**Directive**
Look through the data below. Pick out the lines holding the string "объемах".

**Record list**
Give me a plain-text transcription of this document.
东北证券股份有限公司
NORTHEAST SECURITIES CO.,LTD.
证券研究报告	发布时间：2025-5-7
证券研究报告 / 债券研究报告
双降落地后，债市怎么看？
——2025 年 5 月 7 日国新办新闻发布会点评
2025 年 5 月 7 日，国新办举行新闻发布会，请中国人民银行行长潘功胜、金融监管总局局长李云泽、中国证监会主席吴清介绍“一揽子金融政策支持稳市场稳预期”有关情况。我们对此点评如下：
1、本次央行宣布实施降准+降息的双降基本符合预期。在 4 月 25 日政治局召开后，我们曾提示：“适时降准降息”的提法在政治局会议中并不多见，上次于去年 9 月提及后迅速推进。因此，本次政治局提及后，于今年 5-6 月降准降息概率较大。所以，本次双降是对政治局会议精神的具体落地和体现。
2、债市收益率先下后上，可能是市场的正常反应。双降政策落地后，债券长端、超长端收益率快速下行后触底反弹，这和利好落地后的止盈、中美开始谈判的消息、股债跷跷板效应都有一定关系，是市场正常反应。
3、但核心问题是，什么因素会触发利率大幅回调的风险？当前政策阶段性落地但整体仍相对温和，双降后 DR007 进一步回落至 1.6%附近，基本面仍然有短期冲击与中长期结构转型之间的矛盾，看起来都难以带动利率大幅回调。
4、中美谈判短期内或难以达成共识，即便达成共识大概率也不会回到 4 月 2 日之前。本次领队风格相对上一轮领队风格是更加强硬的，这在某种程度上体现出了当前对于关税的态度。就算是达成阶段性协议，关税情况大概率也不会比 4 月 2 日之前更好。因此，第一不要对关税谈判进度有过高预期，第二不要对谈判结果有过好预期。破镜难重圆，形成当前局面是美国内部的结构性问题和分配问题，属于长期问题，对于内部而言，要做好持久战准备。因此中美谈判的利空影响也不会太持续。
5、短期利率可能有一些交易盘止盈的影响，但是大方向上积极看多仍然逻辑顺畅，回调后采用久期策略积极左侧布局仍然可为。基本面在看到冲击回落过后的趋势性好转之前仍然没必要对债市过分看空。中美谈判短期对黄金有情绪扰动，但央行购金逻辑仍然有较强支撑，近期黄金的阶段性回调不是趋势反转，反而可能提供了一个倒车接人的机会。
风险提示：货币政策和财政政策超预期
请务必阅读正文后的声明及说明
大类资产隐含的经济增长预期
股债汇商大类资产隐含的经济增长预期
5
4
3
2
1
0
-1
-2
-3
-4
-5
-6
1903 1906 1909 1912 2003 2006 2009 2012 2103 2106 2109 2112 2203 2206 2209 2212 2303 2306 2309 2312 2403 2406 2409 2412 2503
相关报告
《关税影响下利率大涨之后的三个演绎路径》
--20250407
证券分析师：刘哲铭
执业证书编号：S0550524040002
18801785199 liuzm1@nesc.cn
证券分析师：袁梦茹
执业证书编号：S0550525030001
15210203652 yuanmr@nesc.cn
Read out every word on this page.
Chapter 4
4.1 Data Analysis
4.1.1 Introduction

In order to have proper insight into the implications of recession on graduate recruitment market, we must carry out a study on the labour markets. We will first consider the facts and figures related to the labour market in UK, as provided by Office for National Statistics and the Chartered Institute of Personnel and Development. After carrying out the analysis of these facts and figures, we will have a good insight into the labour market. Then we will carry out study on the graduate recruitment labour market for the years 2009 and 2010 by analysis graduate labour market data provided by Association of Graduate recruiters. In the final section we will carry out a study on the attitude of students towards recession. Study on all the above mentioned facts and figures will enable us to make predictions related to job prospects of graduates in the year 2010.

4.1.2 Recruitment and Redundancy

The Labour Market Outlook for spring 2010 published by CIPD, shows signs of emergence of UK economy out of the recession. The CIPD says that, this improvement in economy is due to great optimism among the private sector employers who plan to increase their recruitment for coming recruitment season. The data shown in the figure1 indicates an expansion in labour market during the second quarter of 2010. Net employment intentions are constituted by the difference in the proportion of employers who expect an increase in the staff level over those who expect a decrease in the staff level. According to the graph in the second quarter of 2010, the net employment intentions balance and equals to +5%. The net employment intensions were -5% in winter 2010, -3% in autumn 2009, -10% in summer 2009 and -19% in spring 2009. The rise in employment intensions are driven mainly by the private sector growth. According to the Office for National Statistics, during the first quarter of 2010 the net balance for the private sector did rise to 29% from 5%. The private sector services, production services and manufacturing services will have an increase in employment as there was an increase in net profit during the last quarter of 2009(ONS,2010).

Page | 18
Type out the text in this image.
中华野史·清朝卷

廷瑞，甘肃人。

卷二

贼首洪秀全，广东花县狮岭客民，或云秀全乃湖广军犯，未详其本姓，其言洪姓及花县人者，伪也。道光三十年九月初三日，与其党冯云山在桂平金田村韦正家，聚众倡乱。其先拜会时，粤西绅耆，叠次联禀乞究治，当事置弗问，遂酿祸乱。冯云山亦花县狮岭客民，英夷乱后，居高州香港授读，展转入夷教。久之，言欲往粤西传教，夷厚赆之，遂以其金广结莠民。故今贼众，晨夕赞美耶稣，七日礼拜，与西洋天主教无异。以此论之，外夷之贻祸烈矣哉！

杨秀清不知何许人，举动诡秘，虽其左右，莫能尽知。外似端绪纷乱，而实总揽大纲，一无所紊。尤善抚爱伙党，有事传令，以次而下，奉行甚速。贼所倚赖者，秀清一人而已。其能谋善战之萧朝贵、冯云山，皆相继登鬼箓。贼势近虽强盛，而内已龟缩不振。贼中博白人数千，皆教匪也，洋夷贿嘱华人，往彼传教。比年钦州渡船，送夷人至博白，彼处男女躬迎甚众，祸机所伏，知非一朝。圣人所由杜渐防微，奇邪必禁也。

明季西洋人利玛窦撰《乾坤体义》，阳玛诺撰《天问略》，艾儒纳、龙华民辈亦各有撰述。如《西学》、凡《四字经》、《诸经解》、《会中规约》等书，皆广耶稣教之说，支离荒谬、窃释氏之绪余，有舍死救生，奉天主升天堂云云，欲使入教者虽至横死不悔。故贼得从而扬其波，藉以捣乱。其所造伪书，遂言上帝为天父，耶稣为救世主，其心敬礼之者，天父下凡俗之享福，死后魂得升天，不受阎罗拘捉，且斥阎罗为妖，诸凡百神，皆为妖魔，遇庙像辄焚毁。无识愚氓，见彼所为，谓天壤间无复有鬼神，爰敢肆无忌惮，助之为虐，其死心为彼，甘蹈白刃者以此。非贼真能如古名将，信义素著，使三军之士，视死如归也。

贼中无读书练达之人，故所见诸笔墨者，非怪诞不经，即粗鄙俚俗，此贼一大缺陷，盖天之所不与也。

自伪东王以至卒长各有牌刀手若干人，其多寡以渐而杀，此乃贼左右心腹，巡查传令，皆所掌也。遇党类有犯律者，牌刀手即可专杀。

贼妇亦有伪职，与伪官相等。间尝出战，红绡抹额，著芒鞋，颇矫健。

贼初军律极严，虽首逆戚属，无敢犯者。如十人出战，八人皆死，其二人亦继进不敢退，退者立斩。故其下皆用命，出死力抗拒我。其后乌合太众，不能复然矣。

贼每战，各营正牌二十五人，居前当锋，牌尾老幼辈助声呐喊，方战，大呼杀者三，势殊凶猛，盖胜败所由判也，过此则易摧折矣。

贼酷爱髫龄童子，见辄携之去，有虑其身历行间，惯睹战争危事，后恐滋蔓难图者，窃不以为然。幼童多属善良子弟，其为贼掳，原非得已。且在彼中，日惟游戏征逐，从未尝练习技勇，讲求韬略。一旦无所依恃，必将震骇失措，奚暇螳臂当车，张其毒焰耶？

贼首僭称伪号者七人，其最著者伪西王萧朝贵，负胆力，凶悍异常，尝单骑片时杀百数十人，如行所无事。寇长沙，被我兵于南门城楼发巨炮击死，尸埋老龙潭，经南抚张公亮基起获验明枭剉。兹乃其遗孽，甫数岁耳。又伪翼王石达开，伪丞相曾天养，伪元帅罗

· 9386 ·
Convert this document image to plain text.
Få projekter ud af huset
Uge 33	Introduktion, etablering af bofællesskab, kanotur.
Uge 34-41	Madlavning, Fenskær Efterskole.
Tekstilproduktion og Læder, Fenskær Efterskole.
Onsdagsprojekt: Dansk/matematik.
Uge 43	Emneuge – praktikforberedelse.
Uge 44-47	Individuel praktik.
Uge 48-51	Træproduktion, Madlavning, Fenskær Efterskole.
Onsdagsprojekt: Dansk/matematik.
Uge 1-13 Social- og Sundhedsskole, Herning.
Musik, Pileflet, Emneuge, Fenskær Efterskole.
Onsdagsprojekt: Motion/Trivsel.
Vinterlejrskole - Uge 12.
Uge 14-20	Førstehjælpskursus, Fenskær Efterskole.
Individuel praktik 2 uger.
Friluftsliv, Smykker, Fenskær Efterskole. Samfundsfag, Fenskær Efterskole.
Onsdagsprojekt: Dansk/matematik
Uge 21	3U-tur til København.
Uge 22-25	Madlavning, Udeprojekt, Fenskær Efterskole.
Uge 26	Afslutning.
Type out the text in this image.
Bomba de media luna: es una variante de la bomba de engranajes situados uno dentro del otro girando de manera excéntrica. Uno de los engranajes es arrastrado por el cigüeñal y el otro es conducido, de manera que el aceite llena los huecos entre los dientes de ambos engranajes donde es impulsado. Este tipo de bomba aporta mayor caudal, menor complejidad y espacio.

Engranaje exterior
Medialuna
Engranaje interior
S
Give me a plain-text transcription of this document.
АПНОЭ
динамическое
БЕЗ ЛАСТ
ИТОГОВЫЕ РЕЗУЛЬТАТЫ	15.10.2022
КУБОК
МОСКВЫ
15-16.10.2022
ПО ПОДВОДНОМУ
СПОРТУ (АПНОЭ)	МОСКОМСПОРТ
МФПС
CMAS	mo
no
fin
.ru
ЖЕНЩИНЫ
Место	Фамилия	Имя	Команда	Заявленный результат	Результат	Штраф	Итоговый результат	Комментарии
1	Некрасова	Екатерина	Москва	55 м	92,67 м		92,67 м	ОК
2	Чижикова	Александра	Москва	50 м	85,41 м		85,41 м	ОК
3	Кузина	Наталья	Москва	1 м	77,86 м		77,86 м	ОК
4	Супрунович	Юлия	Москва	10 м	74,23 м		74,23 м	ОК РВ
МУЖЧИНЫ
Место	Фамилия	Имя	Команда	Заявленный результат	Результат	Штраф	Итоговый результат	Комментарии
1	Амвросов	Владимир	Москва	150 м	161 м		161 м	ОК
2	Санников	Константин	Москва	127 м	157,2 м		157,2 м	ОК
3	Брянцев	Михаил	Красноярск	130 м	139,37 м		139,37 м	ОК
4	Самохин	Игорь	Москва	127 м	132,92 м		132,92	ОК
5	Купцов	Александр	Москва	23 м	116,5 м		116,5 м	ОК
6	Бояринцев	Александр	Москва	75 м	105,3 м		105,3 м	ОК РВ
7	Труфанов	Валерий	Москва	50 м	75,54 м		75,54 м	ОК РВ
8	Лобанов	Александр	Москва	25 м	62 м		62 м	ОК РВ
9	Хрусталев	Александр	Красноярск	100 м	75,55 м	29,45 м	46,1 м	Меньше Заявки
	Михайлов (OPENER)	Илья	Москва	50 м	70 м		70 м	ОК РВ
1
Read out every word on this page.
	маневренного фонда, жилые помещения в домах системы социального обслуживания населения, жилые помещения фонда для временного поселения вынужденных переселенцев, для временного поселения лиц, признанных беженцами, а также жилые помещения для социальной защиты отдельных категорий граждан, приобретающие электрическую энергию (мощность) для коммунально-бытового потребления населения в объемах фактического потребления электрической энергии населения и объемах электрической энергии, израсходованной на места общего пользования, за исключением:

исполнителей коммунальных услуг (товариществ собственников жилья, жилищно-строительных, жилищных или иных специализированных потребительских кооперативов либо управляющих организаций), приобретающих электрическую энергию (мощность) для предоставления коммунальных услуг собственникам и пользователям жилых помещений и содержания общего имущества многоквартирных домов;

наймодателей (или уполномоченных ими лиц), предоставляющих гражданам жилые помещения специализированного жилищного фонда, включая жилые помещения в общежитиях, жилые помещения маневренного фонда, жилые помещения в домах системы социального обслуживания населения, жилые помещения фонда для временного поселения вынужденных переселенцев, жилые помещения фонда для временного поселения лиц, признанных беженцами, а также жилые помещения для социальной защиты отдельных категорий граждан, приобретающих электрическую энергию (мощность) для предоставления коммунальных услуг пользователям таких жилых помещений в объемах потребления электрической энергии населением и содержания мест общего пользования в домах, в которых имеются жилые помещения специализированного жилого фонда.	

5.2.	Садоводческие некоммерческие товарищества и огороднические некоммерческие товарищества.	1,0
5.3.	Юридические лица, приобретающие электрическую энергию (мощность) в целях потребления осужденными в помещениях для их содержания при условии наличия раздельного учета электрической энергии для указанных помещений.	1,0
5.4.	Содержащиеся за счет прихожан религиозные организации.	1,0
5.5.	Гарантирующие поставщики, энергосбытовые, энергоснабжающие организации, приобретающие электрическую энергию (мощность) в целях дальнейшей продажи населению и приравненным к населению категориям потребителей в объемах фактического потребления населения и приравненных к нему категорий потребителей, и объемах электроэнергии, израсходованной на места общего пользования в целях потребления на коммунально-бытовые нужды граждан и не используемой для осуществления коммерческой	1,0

**Solution**
	маневренного фонда, жилые помещения в домах системы социального обслуживания населения, жилые помещения фонда для временного поселения вынужденных переселенцев, для временного поселения лиц, признанных беженцами, а также жилые помещения для социальной защиты отдельных категорий граждан, приобретающие электрическую энергию (мощность) для коммунально-бытового потребления населения в объемах фактического потребления электрической энергии населения и объемах электрической энергии, израсходованной на места общего пользования, за исключением:
наймодателей (или уполномоченных ими лиц), предоставляющих гражданам жилые помещения специализированного жилищного фонда, включая жилые помещения в общежитиях, жилые помещения маневренного фонда, жилые помещения в домах системы социального обслуживания населения, жилые помещения фонда для временного поселения вынужденных переселенцев, жилые помещения фонда для временного поселения лиц, признанных беженцами, а также жилые помещения для социальной защиты отдельных категорий граждан, приобретающих электрическую энергию (мощность) для предоставления коммунальных услуг пользователям таких жилых помещений в объемах потребления электрической энергии населением и содержания мест общего пользования в домах, в которых имеются жилые помещения специализированного жилого фонда.	
5.5.	Гарантирующие поставщики, энергосбытовые, энергоснабжающие организации, приобретающие электрическую энергию (мощность) в целях дальнейшей продажи населению и приравненным к населению категориям потребителей в объемах фактического потребления населения и приравненных к нему категорий потребителей, и объемах электроэнергии, израсходованной на места общего пользования в целях потребления на коммунально-бытовые нужды граждан и не используемой для осуществления коммерческой	1,0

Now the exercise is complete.